* _WHAT IS BEING ASKED_: Recast every line of the entries below as a JSON list of strings, with one string per line and any blank lines omitted.

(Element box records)
________

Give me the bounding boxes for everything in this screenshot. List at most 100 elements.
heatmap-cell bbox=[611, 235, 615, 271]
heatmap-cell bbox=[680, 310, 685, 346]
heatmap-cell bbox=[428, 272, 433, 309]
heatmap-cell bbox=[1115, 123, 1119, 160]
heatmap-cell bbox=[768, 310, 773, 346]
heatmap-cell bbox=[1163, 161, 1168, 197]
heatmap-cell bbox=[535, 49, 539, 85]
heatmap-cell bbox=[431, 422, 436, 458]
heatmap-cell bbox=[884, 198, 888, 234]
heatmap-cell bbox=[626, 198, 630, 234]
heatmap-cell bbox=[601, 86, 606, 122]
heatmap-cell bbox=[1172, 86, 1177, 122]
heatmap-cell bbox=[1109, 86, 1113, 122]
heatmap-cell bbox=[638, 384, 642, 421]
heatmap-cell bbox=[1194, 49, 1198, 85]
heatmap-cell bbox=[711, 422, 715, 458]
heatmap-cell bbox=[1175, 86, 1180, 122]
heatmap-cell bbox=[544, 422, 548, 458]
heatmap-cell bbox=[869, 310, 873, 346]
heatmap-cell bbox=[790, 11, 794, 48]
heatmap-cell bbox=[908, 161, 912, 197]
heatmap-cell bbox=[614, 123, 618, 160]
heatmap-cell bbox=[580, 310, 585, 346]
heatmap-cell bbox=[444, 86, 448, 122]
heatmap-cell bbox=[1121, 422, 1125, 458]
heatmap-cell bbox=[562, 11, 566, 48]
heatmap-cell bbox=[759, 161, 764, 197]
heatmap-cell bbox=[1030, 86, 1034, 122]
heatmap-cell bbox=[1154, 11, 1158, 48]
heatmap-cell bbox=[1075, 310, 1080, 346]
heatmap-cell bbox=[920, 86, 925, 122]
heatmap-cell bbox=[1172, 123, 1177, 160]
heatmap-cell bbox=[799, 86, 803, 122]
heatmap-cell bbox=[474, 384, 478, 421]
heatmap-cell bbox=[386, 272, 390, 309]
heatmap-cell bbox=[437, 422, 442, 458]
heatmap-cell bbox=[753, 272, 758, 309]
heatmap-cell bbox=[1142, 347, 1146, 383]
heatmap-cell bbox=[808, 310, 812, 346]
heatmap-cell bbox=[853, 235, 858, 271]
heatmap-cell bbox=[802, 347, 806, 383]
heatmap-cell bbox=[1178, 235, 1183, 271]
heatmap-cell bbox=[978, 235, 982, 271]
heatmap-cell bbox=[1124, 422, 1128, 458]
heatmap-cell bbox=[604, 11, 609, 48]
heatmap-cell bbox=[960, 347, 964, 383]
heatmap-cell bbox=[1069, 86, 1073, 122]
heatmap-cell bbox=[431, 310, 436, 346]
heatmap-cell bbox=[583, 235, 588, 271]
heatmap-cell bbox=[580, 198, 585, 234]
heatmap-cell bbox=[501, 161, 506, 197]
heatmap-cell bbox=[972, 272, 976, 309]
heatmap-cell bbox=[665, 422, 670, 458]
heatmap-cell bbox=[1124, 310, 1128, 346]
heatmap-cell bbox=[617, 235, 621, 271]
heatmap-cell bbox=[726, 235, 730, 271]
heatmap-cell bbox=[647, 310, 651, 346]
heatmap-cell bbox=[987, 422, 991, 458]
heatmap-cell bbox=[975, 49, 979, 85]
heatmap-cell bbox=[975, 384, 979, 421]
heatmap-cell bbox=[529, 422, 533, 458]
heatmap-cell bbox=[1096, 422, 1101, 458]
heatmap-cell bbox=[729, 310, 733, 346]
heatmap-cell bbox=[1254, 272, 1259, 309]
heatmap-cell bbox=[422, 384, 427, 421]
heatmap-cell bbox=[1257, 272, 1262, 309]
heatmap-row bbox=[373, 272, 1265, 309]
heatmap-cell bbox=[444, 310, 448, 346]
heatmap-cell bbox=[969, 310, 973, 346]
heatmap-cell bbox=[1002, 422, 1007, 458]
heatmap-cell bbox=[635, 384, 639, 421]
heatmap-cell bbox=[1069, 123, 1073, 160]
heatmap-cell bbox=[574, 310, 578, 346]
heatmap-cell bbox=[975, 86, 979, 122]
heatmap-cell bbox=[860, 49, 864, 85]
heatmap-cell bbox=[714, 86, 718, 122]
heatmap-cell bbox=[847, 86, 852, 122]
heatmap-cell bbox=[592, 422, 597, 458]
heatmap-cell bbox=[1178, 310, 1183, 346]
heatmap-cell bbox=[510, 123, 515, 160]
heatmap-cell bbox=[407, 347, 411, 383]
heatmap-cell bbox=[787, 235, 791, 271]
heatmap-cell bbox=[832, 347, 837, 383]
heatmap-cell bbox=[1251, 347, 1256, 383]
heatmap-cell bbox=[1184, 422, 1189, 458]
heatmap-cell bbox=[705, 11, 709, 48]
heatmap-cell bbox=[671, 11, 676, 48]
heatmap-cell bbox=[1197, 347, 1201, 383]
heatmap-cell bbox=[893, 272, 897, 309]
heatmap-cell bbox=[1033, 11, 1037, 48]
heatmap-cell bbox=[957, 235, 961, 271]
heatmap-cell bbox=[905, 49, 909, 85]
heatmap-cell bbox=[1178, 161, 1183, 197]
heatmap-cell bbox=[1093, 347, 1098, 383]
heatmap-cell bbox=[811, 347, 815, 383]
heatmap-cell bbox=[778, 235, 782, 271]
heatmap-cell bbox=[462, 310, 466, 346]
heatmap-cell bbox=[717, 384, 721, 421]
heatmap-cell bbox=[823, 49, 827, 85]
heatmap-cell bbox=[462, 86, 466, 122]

________

* _WRITTEN SOLUTION_:
[
  "Give me the bounding boxes for everything in this screenshot. List at most 100 elements.",
  "heatmap-cell bbox=[611, 235, 615, 271]",
  "heatmap-cell bbox=[680, 310, 685, 346]",
  "heatmap-cell bbox=[428, 272, 433, 309]",
  "heatmap-cell bbox=[1115, 123, 1119, 160]",
  "heatmap-cell bbox=[768, 310, 773, 346]",
  "heatmap-cell bbox=[1163, 161, 1168, 197]",
  "heatmap-cell bbox=[535, 49, 539, 85]",
  "heatmap-cell bbox=[431, 422, 436, 458]",
  "heatmap-cell bbox=[884, 198, 888, 234]",
  "heatmap-cell bbox=[626, 198, 630, 234]",
  "heatmap-cell bbox=[601, 86, 606, 122]",
  "heatmap-cell bbox=[1172, 86, 1177, 122]",
  "heatmap-cell bbox=[1109, 86, 1113, 122]",
  "heatmap-cell bbox=[638, 384, 642, 421]",
  "heatmap-cell bbox=[1194, 49, 1198, 85]",
  "heatmap-cell bbox=[711, 422, 715, 458]",
  "heatmap-cell bbox=[1175, 86, 1180, 122]",
  "heatmap-cell bbox=[544, 422, 548, 458]",
  "heatmap-cell bbox=[869, 310, 873, 346]",
  "heatmap-cell bbox=[790, 11, 794, 48]",
  "heatmap-cell bbox=[908, 161, 912, 197]",
  "heatmap-cell bbox=[614, 123, 618, 160]",
  "heatmap-cell bbox=[580, 310, 585, 346]",
  "heatmap-cell bbox=[444, 86, 448, 122]",
  "heatmap-cell bbox=[1121, 422, 1125, 458]",
  "heatmap-cell bbox=[562, 11, 566, 48]",
  "heatmap-cell bbox=[759, 161, 764, 197]",
  "heatmap-cell bbox=[1030, 86, 1034, 122]",
  "heatmap-cell bbox=[1154, 11, 1158, 48]",
  "heatmap-cell bbox=[1075, 310, 1080, 346]",
  "heatmap-cell bbox=[920, 86, 925, 122]",
  "heatmap-cell bbox=[1172, 123, 1177, 160]",
  "heatmap-cell bbox=[799, 86, 803, 122]",
  "heatmap-cell bbox=[474, 384, 478, 421]",
  "heatmap-cell bbox=[386, 272, 390, 309]",
  "heatmap-cell bbox=[437, 422, 442, 458]",
  "heatmap-cell bbox=[753, 272, 758, 309]",
  "heatmap-cell bbox=[1142, 347, 1146, 383]",
  "heatmap-cell bbox=[808, 310, 812, 346]",
  "heatmap-cell bbox=[853, 235, 858, 271]",
  "heatmap-cell bbox=[802, 347, 806, 383]",
  "heatmap-cell bbox=[1178, 235, 1183, 271]",
  "heatmap-cell bbox=[978, 235, 982, 271]",
  "heatmap-cell bbox=[1124, 422, 1128, 458]",
  "heatmap-cell bbox=[604, 11, 609, 48]",
  "heatmap-cell bbox=[960, 347, 964, 383]",
  "heatmap-cell bbox=[1069, 86, 1073, 122]",
  "heatmap-cell bbox=[431, 310, 436, 346]",
  "heatmap-cell bbox=[583, 235, 588, 271]",
  "heatmap-cell bbox=[580, 198, 585, 234]",
  "heatmap-cell bbox=[501, 161, 506, 197]",
  "heatmap-cell bbox=[972, 272, 976, 309]",
  "heatmap-cell bbox=[665, 422, 670, 458]",
  "heatmap-cell bbox=[1124, 310, 1128, 346]",
  "heatmap-cell bbox=[617, 235, 621, 271]",
  "heatmap-cell bbox=[726, 235, 730, 271]",
  "heatmap-cell bbox=[647, 310, 651, 346]",
  "heatmap-cell bbox=[987, 422, 991, 458]",
  "heatmap-cell bbox=[975, 49, 979, 85]",
  "heatmap-cell bbox=[975, 384, 979, 421]",
  "heatmap-cell bbox=[529, 422, 533, 458]",
  "heatmap-cell bbox=[1096, 422, 1101, 458]",
  "heatmap-cell bbox=[729, 310, 733, 346]",
  "heatmap-cell bbox=[1254, 272, 1259, 309]",
  "heatmap-cell bbox=[422, 384, 427, 421]",
  "heatmap-cell bbox=[1257, 272, 1262, 309]",
  "heatmap-row bbox=[373, 272, 1265, 309]",
  "heatmap-cell bbox=[444, 310, 448, 346]",
  "heatmap-cell bbox=[969, 310, 973, 346]",
  "heatmap-cell bbox=[1002, 422, 1007, 458]",
  "heatmap-cell bbox=[635, 384, 639, 421]",
  "heatmap-cell bbox=[1069, 123, 1073, 160]",
  "heatmap-cell bbox=[574, 310, 578, 346]",
  "heatmap-cell bbox=[975, 86, 979, 122]",
  "heatmap-cell bbox=[860, 49, 864, 85]",
  "heatmap-cell bbox=[714, 86, 718, 122]",
  "heatmap-cell bbox=[847, 86, 852, 122]",
  "heatmap-cell bbox=[592, 422, 597, 458]",
  "heatmap-cell bbox=[1178, 310, 1183, 346]",
  "heatmap-cell bbox=[510, 123, 515, 160]",
  "heatmap-cell bbox=[407, 347, 411, 383]",
  "heatmap-cell bbox=[787, 235, 791, 271]",
  "heatmap-cell bbox=[832, 347, 837, 383]",
  "heatmap-cell bbox=[1251, 347, 1256, 383]",
  "heatmap-cell bbox=[1184, 422, 1189, 458]",
  "heatmap-cell bbox=[705, 11, 709, 48]",
  "heatmap-cell bbox=[671, 11, 676, 48]",
  "heatmap-cell bbox=[1197, 347, 1201, 383]",
  "heatmap-cell bbox=[893, 272, 897, 309]",
  "heatmap-cell bbox=[1033, 11, 1037, 48]",
  "heatmap-cell bbox=[957, 235, 961, 271]",
  "heatmap-cell bbox=[905, 49, 909, 85]",
  "heatmap-cell bbox=[1178, 161, 1183, 197]",
  "heatmap-cell bbox=[1093, 347, 1098, 383]",
  "heatmap-cell bbox=[811, 347, 815, 383]",
  "heatmap-cell bbox=[778, 235, 782, 271]",
  "heatmap-cell bbox=[462, 310, 466, 346]",
  "heatmap-cell bbox=[717, 384, 721, 421]",
  "heatmap-cell bbox=[823, 49, 827, 85]",
  "heatmap-cell bbox=[462, 86, 466, 122]"
]